Every line of the material is to be repeated exactly as it stands.
[Begin Materials provided]
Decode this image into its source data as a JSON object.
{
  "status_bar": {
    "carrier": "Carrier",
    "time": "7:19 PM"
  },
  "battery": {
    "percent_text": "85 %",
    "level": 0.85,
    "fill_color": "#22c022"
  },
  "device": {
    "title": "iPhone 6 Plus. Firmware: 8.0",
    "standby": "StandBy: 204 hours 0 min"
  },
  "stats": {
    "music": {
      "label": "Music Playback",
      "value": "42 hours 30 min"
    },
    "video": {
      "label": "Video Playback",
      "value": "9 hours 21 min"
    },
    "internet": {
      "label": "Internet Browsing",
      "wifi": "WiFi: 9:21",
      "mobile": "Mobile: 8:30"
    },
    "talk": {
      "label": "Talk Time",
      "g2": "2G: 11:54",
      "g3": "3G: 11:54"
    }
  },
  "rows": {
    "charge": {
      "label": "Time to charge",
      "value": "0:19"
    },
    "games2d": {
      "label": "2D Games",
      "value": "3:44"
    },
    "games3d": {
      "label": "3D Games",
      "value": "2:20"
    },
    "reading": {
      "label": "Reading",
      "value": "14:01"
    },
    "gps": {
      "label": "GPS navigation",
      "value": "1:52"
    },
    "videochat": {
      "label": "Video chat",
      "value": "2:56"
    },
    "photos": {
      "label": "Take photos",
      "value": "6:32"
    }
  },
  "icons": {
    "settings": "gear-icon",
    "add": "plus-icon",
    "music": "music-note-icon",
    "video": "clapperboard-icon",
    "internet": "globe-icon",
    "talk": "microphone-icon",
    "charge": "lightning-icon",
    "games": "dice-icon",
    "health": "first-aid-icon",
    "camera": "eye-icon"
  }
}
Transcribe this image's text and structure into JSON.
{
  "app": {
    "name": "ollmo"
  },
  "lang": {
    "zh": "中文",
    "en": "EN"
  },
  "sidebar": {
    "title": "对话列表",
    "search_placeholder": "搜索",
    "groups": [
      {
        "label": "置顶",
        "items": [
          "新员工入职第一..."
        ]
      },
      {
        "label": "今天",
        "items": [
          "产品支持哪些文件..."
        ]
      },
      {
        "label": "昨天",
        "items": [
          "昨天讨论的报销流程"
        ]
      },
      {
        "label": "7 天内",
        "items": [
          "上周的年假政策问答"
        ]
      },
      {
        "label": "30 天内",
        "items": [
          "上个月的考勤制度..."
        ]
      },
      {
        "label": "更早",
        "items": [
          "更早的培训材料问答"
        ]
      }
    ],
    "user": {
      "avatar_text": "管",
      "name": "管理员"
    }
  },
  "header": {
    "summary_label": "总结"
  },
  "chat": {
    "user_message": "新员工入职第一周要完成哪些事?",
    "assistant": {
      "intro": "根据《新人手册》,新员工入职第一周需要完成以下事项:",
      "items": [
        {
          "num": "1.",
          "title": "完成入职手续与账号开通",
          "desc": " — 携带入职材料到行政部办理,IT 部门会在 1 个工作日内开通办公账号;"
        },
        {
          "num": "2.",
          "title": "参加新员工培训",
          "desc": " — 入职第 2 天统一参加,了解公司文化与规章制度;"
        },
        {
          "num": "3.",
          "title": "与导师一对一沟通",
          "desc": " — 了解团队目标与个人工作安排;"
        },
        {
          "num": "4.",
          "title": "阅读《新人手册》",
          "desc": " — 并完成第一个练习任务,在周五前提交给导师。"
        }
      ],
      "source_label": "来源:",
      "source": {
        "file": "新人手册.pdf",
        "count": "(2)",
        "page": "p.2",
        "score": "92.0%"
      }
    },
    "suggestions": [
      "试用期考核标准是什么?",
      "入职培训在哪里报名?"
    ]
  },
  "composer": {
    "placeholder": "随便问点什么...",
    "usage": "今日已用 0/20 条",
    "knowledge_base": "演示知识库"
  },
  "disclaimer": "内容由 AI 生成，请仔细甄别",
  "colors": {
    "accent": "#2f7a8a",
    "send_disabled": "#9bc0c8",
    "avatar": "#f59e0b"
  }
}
[End Materials provided]
- **Full answer**
Decode this image into its source data as a JSON object.
{
  "status_bar": {
    "carrier": "Carrier",
    "time": "7:19 PM"
  },
  "battery": {
    "percent_text": "85 %",
    "level": 0.85,
    "fill_color": "#22c022"
  },
  "device": {
    "title": "iPhone 6 Plus. Firmware: 8.0",
    "standby": "StandBy: 204 hours 0 min"
  },
  "stats": {
    "music": {
      "label": "Music Playback",
      "value": "42 hours 30 min"
    },
    "video": {
      "label": "Video Playback",
      "value": "9 hours 21 min"
    },
    "internet": {
      "label": "Internet Browsing",
      "wifi": "WiFi: 9:21",
      "mobile": "Mobile: 8:30"
    },
    "talk": {
      "label": "Talk Time",
      "g2": "2G: 11:54",
      "g3": "3G: 11:54"
    }
  },
  "rows": {
    "charge": {
      "label": "Time to charge",
      "value": "0:19"
    },
    "games2d": {
      "label": "2D Games",
      "value": "3:44"
    },
    "games3d": {
      "label": "3D Games",
      "value": "2:20"
    },
    "reading": {
      "label": "Reading",
      "value": "14:01"
    },
    "gps": {
      "label": "GPS navigation",
      "value": "1:52"
    },
    "videochat": {
      "label": "Video chat",
      "value": "2:56"
    },
    "photos": {
      "label": "Take photos",
      "value": "6:32"
    }
  },
  "icons": {
    "settings": "gear-icon",
    "add": "plus-icon",
    "music": "music-note-icon",
    "video": "clapperboard-icon",
    "internet": "globe-icon",
    "talk": "microphone-icon",
    "charge": "lightning-icon",
    "games": "dice-icon",
    "health": "first-aid-icon",
    "camera": "eye-icon"
  }
}
Transcribe this image's text and structure into JSON.
{
  "app": {
    "name": "ollmo"
  },
  "lang": {
    "zh": "中文",
    "en": "EN"
  },
  "sidebar": {
    "title": "对话列表",
    "search_placeholder": "搜索",
    "groups": [
      {
        "label": "置顶",
        "items": [
          "新员工入职第一..."
        ]
      },
      {
        "label": "今天",
        "items": [
          "产品支持哪些文件..."
        ]
      },
      {
        "label": "昨天",
        "items": [
          "昨天讨论的报销流程"
        ]
      },
      {
        "label": "7 天内",
        "items": [
          "上周的年假政策问答"
        ]
      },
      {
        "label": "30 天内",
        "items": [
          "上个月的考勤制度..."
        ]
      },
      {
        "label": "更早",
        "items": [
          "更早的培训材料问答"
        ]
      }
    ],
    "user": {
      "avatar_text": "管",
      "name": "管理员"
    }
  },
  "header": {
    "summary_label": "总结"
  },
  "chat": {
    "user_message": "新员工入职第一周要完成哪些事?",
    "assistant": {
      "intro": "根据《新人手册》,新员工入职第一周需要完成以下事项:",
      "items": [
        {
          "num": "1.",
          "title": "完成入职手续与账号开通",
          "desc": " — 携带入职材料到行政部办理,IT 部门会在 1 个工作日内开通办公账号;"
        },
        {
          "num": "2.",
          "title": "参加新员工培训",
          "desc": " — 入职第 2 天统一参加,了解公司文化与规章制度;"
        },
        {
          "num": "3.",
          "title": "与导师一对一沟通",
          "desc": " — 了解团队目标与个人工作安排;"
        },
        {
          "num": "4.",
          "title": "阅读《新人手册》",
          "desc": " — 并完成第一个练习任务,在周五前提交给导师。"
        }
      ],
      "source_label": "来源:",
      "source": {
        "file": "新人手册.pdf",
        "count": "(2)",
        "page": "p.2",
        "score": "92.0%"
      }
    },
    "suggestions": [
      "试用期考核标准是什么?",
      "入职培训在哪里报名?"
    ]
  },
  "composer": {
    "placeholder": "随便问点什么...",
    "usage": "今日已用 0/20 条",
    "knowledge_base": "演示知识库"
  },
  "disclaimer": "内容由 AI 生成，请仔细甄别",
  "colors": {
    "accent": "#2f7a8a",
    "send_disabled": "#9bc0c8",
    "avatar": "#f59e0b"
  }
}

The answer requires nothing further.